Problem requirements: Repeat the entire listing exactly.

Stored data:
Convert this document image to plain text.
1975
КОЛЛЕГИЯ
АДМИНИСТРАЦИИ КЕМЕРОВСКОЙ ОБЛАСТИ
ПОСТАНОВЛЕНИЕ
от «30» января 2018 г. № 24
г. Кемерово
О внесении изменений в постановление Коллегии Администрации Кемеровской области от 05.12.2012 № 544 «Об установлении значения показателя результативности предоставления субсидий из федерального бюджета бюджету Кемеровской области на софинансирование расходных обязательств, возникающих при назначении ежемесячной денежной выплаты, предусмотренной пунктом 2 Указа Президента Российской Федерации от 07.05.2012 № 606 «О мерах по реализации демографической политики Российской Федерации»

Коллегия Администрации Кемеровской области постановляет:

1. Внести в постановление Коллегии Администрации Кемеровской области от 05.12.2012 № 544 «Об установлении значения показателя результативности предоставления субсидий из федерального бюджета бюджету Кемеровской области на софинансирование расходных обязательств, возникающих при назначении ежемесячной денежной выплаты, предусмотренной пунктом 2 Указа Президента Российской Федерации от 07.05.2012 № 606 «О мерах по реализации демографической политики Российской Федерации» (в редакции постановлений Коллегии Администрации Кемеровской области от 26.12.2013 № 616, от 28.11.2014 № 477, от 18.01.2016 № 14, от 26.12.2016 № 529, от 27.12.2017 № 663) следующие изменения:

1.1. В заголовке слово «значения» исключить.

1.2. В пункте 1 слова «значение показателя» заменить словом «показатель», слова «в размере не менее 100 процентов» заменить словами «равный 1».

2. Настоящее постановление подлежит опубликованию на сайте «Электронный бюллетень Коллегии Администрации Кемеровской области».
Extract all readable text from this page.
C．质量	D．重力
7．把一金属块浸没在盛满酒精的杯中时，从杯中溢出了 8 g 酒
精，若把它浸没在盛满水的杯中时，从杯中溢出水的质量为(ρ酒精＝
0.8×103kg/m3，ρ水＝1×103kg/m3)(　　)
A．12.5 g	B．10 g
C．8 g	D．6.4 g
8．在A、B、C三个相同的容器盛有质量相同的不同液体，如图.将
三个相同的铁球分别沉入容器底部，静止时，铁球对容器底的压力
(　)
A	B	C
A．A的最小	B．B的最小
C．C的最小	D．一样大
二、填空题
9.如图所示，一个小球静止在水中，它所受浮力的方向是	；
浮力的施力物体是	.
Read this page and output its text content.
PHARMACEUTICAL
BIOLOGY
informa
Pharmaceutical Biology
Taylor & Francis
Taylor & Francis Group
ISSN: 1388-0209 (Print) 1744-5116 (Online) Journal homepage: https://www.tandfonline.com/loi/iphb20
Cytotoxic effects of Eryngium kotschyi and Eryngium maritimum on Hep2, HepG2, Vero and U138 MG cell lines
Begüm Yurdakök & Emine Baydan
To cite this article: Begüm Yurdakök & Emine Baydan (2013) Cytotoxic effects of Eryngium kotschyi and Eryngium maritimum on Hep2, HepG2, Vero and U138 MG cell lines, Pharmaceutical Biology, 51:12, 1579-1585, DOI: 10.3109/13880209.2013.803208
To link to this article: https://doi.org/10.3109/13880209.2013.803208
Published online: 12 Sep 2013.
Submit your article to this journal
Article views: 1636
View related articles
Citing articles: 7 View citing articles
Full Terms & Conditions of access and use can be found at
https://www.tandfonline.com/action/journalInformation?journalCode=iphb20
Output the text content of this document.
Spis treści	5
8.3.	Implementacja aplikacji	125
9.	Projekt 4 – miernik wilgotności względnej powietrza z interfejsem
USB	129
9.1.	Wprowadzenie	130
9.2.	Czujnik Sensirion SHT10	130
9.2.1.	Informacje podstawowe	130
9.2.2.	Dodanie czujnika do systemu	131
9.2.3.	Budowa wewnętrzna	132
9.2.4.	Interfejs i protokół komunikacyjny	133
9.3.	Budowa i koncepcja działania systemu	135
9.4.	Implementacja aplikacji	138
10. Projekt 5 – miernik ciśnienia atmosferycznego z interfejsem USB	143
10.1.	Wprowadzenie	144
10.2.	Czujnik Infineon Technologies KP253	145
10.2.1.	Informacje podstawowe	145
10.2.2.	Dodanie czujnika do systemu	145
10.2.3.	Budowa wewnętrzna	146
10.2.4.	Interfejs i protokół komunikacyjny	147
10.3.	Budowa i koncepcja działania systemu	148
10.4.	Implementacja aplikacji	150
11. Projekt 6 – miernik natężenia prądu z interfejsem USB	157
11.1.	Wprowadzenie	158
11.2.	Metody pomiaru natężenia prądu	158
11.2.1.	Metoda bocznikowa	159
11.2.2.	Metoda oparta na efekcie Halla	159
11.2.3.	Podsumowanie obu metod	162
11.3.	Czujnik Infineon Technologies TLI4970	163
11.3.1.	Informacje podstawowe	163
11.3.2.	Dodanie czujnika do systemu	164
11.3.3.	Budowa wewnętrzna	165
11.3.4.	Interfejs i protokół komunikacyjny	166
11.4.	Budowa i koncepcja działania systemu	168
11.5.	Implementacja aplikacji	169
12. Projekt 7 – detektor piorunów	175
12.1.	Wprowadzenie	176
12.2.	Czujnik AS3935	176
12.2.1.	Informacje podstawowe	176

Solved problem:
Convert this document image to plain text.
1975
КОЛЛЕГИЯ
АДМИНИСТРАЦИИ КЕМЕРОВСКОЙ ОБЛАСТИ
ПОСТАНОВЛЕНИЕ
от «30» января 2018 г. № 24
г. Кемерово
О внесении изменений в постановление Коллегии Администрации Кемеровской области от 05.12.2012 № 544 «Об установлении значения показателя результативности предоставления субсидий из федерального бюджета бюджету Кемеровской области на софинансирование расходных обязательств, возникающих при назначении ежемесячной денежной выплаты, предусмотренной пунктом 2 Указа Президента Российской Федерации от 07.05.2012 № 606 «О мерах по реализации демографической политики Российской Федерации»

Коллегия Администрации Кемеровской области постановляет:

1. Внести в постановление Коллегии Администрации Кемеровской области от 05.12.2012 № 544 «Об установлении значения показателя результативности предоставления субсидий из федерального бюджета бюджету Кемеровской области на софинансирование расходных обязательств, возникающих при назначении ежемесячной денежной выплаты, предусмотренной пунктом 2 Указа Президента Российской Федерации от 07.05.2012 № 606 «О мерах по реализации демографической политики Российской Федерации» (в редакции постановлений Коллегии Администрации Кемеровской области от 26.12.2013 № 616, от 28.11.2014 № 477, от 18.01.2016 № 14, от 26.12.2016 № 529, от 27.12.2017 № 663) следующие изменения:

1.1. В заголовке слово «значения» исключить.

1.2. В пункте 1 слова «значение показателя» заменить словом «показатель», слова «в размере не менее 100 процентов» заменить словами «равный 1».

2. Настоящее постановление подлежит опубликованию на сайте «Электронный бюллетень Коллегии Администрации Кемеровской области».
Extract all readable text from this page.
C．质量	D．重力
7．把一金属块浸没在盛满酒精的杯中时，从杯中溢出了 8 g 酒
精，若把它浸没在盛满水的杯中时，从杯中溢出水的质量为(ρ酒精＝
0.8×103kg/m3，ρ水＝1×103kg/m3)(　　)
A．12.5 g	B．10 g
C．8 g	D．6.4 g
8．在A、B、C三个相同的容器盛有质量相同的不同液体，如图.将
三个相同的铁球分别沉入容器底部，静止时，铁球对容器底的压力
(　)
A	B	C
A．A的最小	B．B的最小
C．C的最小	D．一样大
二、填空题
9.如图所示，一个小球静止在水中，它所受浮力的方向是	；
浮力的施力物体是	.
Read this page and output its text content.
PHARMACEUTICAL
BIOLOGY
informa
Pharmaceutical Biology
Taylor & Francis
Taylor & Francis Group
ISSN: 1388-0209 (Print) 1744-5116 (Online) Journal homepage: https://www.tandfonline.com/loi/iphb20
Cytotoxic effects of Eryngium kotschyi and Eryngium maritimum on Hep2, HepG2, Vero and U138 MG cell lines
Begüm Yurdakök & Emine Baydan
To cite this article: Begüm Yurdakök & Emine Baydan (2013) Cytotoxic effects of Eryngium kotschyi and Eryngium maritimum on Hep2, HepG2, Vero and U138 MG cell lines, Pharmaceutical Biology, 51:12, 1579-1585, DOI: 10.3109/13880209.2013.803208
To link to this article: https://doi.org/10.3109/13880209.2013.803208
Published online: 12 Sep 2013.
Submit your article to this journal
Article views: 1636
View related articles
Citing articles: 7 View citing articles
Full Terms & Conditions of access and use can be found at
https://www.tandfonline.com/action/journalInformation?journalCode=iphb20
Output the text content of this document.
Spis treści	5
8.3.	Implementacja aplikacji	125
9.	Projekt 4 – miernik wilgotności względnej powietrza z interfejsem
USB	129
9.1.	Wprowadzenie	130
9.2.	Czujnik Sensirion SHT10	130
9.2.1.	Informacje podstawowe	130
9.2.2.	Dodanie czujnika do systemu	131
9.2.3.	Budowa wewnętrzna	132
9.2.4.	Interfejs i protokół komunikacyjny	133
9.3.	Budowa i koncepcja działania systemu	135
9.4.	Implementacja aplikacji	138
10. Projekt 5 – miernik ciśnienia atmosferycznego z interfejsem USB	143
10.1.	Wprowadzenie	144
10.2.	Czujnik Infineon Technologies KP253	145
10.2.1.	Informacje podstawowe	145
10.2.2.	Dodanie czujnika do systemu	145
10.2.3.	Budowa wewnętrzna	146
10.2.4.	Interfejs i protokół komunikacyjny	147
10.3.	Budowa i koncepcja działania systemu	148
10.4.	Implementacja aplikacji	150
11. Projekt 6 – miernik natężenia prądu z interfejsem USB	157
11.1.	Wprowadzenie	158
11.2.	Metody pomiaru natężenia prądu	158
11.2.1.	Metoda bocznikowa	159
11.2.2.	Metoda oparta na efekcie Halla	159
11.2.3.	Podsumowanie obu metod	162
11.3.	Czujnik Infineon Technologies TLI4970	163
11.3.1.	Informacje podstawowe	163
11.3.2.	Dodanie czujnika do systemu	164
11.3.3.	Budowa wewnętrzna	165
11.3.4.	Interfejs i protokół komunikacyjny	166
11.4.	Budowa i koncepcja działania systemu	168
11.5.	Implementacja aplikacji	169
12. Projekt 7 – detektor piorunów	175
12.1.	Wprowadzenie	176
12.2.	Czujnik AS3935	176
12.2.1.	Informacje podstawowe	176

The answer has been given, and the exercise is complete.